■ **Supplied material**:

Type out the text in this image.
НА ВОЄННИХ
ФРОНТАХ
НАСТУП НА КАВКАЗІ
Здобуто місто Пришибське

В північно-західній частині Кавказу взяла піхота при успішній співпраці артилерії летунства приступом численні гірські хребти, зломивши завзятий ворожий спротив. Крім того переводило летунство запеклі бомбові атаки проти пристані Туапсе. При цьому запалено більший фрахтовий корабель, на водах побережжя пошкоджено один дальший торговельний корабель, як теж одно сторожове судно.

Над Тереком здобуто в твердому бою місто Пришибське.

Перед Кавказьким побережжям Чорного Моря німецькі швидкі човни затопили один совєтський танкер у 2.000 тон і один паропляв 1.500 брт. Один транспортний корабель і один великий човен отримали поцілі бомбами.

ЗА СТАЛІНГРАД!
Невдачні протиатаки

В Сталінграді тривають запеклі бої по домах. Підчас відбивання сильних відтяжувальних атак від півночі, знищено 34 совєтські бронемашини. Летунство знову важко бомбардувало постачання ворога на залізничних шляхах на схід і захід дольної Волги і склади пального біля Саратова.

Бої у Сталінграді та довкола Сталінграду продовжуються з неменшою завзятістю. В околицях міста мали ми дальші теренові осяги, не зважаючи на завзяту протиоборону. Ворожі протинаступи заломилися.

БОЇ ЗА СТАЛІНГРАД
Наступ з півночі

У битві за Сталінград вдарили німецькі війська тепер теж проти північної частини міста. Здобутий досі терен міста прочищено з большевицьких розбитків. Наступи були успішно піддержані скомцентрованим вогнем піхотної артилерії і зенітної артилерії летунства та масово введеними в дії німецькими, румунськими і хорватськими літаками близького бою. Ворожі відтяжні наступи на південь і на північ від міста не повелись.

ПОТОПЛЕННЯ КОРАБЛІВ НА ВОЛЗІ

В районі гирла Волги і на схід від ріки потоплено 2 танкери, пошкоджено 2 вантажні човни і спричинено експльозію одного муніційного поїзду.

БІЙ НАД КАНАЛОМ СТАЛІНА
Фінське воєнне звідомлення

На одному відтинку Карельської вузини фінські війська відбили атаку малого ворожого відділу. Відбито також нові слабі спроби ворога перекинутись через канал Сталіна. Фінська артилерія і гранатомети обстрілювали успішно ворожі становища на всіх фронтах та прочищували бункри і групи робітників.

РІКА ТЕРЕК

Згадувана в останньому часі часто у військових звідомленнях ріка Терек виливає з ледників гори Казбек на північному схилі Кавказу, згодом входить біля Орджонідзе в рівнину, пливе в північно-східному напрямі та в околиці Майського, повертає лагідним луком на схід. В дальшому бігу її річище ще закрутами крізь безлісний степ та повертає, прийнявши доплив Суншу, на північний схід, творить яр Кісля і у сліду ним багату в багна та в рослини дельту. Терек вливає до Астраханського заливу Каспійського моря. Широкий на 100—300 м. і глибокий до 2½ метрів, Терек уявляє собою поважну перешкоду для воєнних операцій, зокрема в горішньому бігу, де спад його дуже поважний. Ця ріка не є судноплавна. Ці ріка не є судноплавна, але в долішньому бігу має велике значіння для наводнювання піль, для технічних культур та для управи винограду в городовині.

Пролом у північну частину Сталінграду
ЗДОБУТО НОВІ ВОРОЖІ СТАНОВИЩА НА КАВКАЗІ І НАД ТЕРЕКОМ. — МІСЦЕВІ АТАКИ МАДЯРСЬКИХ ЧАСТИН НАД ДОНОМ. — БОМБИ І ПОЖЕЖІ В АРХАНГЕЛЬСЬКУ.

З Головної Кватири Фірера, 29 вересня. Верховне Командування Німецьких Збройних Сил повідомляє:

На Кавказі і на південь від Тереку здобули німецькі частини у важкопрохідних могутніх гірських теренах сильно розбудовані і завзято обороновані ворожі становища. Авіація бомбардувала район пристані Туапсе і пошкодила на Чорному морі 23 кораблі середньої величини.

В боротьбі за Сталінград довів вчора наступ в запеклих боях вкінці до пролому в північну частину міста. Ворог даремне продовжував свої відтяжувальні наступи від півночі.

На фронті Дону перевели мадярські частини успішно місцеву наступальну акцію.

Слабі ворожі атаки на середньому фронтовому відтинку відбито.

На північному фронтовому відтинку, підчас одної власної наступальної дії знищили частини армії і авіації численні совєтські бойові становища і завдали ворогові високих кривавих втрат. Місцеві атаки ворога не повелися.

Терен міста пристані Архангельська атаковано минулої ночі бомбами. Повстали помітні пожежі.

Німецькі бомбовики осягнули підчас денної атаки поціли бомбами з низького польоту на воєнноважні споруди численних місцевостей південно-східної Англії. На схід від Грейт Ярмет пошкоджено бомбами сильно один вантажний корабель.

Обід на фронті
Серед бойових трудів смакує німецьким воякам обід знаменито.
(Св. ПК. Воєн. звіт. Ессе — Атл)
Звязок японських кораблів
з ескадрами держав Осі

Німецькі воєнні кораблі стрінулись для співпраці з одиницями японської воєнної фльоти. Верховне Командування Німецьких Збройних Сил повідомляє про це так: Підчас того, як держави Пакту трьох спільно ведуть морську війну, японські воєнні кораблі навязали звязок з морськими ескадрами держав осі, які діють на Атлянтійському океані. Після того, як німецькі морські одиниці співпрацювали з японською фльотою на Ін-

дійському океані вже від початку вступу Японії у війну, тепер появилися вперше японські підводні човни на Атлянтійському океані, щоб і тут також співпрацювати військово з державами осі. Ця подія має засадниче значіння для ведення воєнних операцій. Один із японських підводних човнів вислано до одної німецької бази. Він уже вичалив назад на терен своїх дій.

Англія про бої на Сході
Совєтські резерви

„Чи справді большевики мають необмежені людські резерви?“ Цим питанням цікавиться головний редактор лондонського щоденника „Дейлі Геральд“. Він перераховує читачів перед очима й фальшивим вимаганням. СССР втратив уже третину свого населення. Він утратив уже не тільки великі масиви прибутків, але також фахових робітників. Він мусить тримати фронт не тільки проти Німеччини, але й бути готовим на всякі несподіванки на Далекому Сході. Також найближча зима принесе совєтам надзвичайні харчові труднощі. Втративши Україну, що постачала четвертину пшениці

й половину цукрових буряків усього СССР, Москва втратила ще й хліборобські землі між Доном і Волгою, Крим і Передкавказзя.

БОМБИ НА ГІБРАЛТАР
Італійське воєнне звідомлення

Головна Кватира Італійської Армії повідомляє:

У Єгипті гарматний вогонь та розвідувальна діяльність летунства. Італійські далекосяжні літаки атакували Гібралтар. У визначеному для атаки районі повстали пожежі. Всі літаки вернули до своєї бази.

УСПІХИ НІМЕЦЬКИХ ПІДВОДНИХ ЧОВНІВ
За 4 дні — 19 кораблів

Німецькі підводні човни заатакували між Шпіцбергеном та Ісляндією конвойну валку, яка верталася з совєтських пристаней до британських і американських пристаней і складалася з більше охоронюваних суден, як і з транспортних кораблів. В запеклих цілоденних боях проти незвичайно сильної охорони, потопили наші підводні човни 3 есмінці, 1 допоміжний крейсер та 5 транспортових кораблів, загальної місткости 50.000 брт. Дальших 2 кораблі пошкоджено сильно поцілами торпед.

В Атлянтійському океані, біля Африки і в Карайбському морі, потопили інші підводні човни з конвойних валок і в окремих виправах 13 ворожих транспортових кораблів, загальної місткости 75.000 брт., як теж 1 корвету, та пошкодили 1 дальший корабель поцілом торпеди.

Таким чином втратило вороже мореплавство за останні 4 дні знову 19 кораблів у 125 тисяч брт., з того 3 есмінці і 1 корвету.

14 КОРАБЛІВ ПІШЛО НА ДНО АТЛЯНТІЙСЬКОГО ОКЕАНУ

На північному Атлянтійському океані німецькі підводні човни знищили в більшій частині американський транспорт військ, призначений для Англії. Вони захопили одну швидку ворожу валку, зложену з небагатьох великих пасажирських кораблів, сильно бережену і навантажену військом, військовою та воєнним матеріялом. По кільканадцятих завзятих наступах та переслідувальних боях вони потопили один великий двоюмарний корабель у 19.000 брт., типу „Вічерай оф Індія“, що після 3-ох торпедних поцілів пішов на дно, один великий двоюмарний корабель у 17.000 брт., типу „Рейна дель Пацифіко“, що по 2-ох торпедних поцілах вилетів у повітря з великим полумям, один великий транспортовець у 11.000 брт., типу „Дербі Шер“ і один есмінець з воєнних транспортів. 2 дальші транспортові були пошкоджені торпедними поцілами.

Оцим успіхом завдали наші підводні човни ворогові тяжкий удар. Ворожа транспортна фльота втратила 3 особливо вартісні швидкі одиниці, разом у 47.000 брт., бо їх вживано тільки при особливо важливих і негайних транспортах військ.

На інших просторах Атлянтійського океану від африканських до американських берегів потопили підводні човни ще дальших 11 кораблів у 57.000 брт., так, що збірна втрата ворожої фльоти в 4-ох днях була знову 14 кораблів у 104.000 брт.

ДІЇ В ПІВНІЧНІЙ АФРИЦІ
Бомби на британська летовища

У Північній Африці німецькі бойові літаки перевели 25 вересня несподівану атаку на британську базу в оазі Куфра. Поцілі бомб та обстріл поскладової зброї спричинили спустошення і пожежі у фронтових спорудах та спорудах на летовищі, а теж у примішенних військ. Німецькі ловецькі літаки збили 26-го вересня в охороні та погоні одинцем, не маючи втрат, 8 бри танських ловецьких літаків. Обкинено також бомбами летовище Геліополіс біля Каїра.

■ **Do this**: Copy each line in the data that holds the word "запеклих".

■ **Solved problem**:
В боротьбі за Сталінград довів вчора наступ в запеклих боях вкінці до пролому в північну частину міста. Ворог даремне продовжував свої відтяжувальні наступи від півночі.
Німецькі підводні човни заатакували між Шпіцбергеном та Ісляндією конвойну валку, яка верталася з совєтських пристаней до британських і американських пристаней і складалася з більше охоронюваних суден, як і з транспортних кораблів. В запеклих цілоденних боях проти незвичайно сильної охорони, потопили наші підводні човни 3 есмінці, 1 допоміжний крейсер та 5 транспортових кораблів, загальної місткости 50.000 брт. Дальших 2 кораблі пошкоджено сильно поцілами торпед.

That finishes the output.